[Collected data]
....................
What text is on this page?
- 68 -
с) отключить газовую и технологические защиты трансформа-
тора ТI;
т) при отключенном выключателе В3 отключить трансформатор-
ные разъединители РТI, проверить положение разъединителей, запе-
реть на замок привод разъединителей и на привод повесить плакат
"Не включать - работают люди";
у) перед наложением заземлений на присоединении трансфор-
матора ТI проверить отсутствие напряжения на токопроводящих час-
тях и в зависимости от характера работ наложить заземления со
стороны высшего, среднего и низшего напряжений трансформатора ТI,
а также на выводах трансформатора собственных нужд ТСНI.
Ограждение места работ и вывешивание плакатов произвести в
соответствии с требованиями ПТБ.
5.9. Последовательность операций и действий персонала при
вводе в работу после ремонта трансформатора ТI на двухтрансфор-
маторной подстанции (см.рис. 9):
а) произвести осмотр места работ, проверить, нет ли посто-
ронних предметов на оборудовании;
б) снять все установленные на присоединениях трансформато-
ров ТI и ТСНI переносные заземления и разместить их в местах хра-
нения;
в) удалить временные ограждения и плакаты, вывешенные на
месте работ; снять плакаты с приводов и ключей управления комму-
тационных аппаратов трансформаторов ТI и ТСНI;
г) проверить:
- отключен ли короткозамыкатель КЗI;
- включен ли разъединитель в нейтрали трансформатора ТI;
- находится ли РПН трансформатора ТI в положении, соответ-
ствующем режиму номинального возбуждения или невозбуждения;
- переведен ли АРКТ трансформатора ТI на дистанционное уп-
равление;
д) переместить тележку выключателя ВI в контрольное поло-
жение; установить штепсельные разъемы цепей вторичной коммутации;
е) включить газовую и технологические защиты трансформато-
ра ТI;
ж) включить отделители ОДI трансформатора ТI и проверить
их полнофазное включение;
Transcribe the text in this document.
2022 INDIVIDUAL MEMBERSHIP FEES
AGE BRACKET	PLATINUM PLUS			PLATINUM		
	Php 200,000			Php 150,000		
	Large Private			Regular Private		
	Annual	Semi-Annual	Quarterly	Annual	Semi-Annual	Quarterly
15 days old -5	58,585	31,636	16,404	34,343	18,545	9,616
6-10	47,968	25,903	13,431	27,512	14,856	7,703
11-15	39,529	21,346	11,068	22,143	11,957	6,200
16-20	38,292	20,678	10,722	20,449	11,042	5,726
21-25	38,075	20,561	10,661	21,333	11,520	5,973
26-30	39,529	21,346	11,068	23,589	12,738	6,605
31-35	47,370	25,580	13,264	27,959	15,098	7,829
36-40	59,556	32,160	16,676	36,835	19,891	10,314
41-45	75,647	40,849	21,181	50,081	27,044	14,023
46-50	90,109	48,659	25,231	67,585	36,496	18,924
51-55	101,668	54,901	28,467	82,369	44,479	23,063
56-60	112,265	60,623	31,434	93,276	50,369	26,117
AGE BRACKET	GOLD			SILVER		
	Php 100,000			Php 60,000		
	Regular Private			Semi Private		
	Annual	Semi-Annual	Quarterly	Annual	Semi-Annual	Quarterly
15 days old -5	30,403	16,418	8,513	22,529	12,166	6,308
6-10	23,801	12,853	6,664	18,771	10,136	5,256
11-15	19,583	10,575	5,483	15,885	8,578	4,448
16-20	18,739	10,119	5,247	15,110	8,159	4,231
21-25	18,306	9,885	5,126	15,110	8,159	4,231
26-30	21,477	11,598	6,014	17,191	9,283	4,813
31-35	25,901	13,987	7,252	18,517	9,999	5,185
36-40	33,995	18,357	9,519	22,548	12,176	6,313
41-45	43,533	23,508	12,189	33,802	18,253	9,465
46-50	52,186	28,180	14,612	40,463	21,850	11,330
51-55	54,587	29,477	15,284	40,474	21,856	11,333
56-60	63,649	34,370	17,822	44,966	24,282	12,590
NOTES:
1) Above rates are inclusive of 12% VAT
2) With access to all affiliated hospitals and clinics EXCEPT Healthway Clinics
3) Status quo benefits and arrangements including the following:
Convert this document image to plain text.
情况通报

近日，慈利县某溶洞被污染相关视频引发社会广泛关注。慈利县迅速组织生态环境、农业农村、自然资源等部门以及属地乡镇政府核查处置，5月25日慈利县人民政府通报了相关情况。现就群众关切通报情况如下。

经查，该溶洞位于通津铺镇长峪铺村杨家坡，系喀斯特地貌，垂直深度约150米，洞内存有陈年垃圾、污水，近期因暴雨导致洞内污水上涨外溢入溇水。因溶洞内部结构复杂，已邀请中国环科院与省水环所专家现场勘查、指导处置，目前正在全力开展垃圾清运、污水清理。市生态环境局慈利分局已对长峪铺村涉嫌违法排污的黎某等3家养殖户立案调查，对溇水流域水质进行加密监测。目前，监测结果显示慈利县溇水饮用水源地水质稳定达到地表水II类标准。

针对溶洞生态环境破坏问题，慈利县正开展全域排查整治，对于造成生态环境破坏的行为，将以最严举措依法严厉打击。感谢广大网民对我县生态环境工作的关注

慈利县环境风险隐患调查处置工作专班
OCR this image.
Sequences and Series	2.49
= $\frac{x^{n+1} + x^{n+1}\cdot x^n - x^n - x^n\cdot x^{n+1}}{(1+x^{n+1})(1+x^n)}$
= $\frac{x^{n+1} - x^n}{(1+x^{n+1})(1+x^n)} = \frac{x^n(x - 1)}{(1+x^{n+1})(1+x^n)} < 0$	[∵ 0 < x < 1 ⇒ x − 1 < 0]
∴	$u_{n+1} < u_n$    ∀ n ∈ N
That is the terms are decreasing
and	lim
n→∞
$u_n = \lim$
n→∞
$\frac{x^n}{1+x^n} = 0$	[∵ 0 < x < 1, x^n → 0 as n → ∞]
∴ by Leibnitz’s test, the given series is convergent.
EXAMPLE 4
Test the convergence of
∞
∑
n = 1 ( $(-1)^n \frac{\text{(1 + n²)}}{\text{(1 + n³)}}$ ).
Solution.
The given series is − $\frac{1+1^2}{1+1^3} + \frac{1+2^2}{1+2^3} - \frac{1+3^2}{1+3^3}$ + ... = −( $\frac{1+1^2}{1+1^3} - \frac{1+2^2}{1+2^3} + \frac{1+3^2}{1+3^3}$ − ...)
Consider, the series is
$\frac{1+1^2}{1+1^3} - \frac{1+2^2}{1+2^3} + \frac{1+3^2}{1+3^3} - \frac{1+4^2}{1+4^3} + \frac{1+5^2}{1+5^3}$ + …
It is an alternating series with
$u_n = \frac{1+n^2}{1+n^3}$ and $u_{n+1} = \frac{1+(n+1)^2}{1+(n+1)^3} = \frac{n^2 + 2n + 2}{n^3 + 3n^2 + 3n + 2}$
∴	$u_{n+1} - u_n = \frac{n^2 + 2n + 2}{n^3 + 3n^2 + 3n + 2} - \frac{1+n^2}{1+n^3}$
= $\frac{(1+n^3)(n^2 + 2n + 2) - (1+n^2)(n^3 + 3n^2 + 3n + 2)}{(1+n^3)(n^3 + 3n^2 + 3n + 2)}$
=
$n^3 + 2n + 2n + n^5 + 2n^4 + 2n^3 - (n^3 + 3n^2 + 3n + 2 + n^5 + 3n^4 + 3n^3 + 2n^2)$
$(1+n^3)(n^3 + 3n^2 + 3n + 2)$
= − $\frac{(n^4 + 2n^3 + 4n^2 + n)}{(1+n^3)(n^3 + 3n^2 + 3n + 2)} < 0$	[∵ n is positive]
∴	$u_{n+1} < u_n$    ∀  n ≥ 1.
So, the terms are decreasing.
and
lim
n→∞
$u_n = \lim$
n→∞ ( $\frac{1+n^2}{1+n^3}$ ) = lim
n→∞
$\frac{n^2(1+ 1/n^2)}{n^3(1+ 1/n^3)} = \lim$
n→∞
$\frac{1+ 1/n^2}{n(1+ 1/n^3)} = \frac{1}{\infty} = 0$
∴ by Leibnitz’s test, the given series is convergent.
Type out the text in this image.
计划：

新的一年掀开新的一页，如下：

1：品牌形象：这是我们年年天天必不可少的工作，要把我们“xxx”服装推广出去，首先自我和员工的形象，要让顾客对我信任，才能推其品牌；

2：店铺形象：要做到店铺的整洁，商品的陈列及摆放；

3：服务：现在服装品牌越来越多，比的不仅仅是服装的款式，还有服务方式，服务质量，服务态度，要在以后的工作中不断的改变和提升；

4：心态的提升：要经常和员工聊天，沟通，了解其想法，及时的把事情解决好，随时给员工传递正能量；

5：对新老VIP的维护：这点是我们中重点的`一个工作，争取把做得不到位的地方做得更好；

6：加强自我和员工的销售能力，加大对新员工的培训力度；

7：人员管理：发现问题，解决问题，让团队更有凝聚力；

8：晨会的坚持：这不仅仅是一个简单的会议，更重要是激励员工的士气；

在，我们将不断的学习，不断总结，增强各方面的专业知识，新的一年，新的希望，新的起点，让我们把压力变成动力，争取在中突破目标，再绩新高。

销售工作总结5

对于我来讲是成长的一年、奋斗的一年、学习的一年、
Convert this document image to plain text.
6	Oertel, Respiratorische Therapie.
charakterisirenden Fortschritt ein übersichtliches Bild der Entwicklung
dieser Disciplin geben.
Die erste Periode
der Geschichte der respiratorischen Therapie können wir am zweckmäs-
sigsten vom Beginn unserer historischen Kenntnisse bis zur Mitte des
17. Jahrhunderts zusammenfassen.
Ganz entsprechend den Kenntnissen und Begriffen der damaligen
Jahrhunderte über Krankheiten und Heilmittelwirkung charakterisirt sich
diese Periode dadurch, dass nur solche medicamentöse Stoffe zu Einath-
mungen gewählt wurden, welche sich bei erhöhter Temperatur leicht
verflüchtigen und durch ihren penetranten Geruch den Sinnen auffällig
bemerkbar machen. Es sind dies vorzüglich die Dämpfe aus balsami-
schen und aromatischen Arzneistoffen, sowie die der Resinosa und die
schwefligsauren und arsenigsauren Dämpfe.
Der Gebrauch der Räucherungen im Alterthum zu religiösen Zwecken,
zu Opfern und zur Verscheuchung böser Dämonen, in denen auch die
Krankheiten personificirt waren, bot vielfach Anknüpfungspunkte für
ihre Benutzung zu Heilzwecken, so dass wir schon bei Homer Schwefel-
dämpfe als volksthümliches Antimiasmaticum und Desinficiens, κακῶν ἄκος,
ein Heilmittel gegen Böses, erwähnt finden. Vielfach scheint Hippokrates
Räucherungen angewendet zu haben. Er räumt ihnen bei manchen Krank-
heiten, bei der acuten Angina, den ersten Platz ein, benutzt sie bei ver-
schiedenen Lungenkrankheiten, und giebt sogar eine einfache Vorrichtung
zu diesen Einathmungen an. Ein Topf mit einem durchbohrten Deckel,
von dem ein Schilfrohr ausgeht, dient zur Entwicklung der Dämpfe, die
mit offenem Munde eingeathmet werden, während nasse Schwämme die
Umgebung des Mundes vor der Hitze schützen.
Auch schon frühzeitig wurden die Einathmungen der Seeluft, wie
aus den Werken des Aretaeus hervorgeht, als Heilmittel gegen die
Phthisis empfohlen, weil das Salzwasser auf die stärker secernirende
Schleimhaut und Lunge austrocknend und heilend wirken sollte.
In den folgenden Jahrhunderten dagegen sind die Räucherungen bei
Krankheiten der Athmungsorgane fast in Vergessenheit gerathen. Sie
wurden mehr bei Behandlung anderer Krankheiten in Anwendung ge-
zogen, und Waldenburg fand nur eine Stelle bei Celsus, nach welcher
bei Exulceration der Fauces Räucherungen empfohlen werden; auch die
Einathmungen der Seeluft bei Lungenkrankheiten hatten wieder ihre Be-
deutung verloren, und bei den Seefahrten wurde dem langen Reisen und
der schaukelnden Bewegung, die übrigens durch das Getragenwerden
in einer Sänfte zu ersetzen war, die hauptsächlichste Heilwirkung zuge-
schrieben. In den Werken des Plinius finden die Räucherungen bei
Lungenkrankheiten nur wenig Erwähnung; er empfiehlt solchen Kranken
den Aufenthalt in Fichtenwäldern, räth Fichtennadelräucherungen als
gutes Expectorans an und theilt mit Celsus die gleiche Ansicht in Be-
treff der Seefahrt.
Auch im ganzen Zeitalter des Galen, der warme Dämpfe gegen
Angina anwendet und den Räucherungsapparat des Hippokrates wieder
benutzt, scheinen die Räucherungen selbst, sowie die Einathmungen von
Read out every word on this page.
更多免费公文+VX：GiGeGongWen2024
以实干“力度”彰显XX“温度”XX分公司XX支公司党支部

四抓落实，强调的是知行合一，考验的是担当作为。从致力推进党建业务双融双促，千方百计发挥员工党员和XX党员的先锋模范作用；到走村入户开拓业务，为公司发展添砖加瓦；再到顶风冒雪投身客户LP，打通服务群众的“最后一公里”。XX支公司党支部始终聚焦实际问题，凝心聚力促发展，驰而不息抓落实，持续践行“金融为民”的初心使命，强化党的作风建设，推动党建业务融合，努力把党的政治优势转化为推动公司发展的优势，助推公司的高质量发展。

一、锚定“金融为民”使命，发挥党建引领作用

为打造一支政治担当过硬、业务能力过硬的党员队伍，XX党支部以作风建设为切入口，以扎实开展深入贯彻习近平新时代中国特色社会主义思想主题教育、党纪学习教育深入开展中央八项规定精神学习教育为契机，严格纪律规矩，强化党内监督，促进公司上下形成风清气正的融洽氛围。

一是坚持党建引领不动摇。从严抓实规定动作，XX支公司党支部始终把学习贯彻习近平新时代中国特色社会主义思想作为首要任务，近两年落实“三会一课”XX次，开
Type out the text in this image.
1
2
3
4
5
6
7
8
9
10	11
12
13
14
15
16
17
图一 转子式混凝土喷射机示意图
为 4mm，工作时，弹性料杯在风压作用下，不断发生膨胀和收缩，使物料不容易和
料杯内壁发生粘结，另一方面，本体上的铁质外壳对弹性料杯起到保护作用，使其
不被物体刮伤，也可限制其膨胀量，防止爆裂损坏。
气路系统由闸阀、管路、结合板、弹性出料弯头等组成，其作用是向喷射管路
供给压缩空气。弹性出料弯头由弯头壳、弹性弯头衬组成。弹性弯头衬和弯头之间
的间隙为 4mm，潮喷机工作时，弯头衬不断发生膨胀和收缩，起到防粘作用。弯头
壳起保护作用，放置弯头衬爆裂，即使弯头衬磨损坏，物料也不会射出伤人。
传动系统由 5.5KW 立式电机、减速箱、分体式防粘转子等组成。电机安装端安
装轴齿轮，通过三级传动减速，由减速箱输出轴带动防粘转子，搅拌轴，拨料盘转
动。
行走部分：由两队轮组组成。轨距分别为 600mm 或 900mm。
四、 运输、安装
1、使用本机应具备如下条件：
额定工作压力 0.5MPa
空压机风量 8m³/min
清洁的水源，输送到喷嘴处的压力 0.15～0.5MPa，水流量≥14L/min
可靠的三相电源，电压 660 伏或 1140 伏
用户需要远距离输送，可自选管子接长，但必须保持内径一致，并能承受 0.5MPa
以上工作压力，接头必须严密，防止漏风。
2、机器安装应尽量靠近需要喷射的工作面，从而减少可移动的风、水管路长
....................
Copy each line of the records that contains the word "Periode".

[OUTPUT FOR THIS EXERCISE]
Die erste Periode
diese Periode dadurch, dass nur solche medicamentöse Stoffe zu Einath-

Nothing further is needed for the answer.